◆ **YOUR TASK**
State how many lines contain "BOOK", and write nothing except that count.

◆ **MATERIALS PROVIDED**
------------------------------------------------------------------------

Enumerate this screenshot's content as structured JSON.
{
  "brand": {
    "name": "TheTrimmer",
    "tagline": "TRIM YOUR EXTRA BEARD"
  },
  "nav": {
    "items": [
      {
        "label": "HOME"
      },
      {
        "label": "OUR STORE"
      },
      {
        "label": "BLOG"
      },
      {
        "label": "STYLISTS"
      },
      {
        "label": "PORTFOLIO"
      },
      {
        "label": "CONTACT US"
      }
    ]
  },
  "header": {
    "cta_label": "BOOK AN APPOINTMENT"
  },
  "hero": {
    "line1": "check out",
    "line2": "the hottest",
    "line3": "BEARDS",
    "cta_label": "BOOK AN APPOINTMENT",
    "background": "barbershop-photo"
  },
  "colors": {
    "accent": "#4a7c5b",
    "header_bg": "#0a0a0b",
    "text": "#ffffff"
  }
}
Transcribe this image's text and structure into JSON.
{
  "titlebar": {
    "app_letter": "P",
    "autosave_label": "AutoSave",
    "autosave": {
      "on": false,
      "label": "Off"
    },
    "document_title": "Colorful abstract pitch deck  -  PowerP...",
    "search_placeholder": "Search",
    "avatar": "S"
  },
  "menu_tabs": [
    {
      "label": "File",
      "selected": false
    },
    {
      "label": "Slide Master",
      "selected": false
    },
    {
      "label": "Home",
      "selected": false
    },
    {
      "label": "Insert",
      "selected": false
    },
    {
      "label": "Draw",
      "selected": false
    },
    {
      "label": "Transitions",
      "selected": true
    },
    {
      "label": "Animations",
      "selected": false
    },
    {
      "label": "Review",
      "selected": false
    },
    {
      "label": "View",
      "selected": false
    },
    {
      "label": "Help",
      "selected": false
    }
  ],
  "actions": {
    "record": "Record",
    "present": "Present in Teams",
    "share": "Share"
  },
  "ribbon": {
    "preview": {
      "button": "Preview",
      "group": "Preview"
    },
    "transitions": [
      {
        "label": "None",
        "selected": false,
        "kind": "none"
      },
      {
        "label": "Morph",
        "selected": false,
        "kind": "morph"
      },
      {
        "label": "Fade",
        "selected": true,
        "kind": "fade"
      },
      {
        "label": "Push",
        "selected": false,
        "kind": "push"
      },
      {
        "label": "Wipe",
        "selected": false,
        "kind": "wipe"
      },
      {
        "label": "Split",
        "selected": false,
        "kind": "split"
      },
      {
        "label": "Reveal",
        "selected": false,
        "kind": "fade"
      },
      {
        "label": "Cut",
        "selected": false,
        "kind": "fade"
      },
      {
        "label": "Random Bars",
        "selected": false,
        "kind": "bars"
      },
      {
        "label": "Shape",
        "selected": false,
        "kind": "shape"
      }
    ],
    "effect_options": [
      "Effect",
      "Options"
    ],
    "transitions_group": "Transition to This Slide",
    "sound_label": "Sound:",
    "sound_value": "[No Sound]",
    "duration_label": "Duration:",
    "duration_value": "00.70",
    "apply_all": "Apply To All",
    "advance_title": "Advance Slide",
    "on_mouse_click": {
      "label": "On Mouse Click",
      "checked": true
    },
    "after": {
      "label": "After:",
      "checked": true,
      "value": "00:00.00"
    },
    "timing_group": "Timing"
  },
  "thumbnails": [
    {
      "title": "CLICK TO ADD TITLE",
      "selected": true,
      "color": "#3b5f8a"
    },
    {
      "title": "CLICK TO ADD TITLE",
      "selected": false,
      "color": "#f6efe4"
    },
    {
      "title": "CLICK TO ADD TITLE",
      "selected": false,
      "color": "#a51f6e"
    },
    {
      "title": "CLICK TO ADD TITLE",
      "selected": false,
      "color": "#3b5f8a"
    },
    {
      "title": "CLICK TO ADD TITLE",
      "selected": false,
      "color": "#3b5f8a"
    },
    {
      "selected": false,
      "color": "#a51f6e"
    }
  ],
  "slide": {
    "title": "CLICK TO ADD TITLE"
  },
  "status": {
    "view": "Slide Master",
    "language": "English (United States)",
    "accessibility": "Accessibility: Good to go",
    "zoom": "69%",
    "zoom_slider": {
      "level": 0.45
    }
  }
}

------------------------------------------------------------------------

◆ **TASK SOLUTION**
2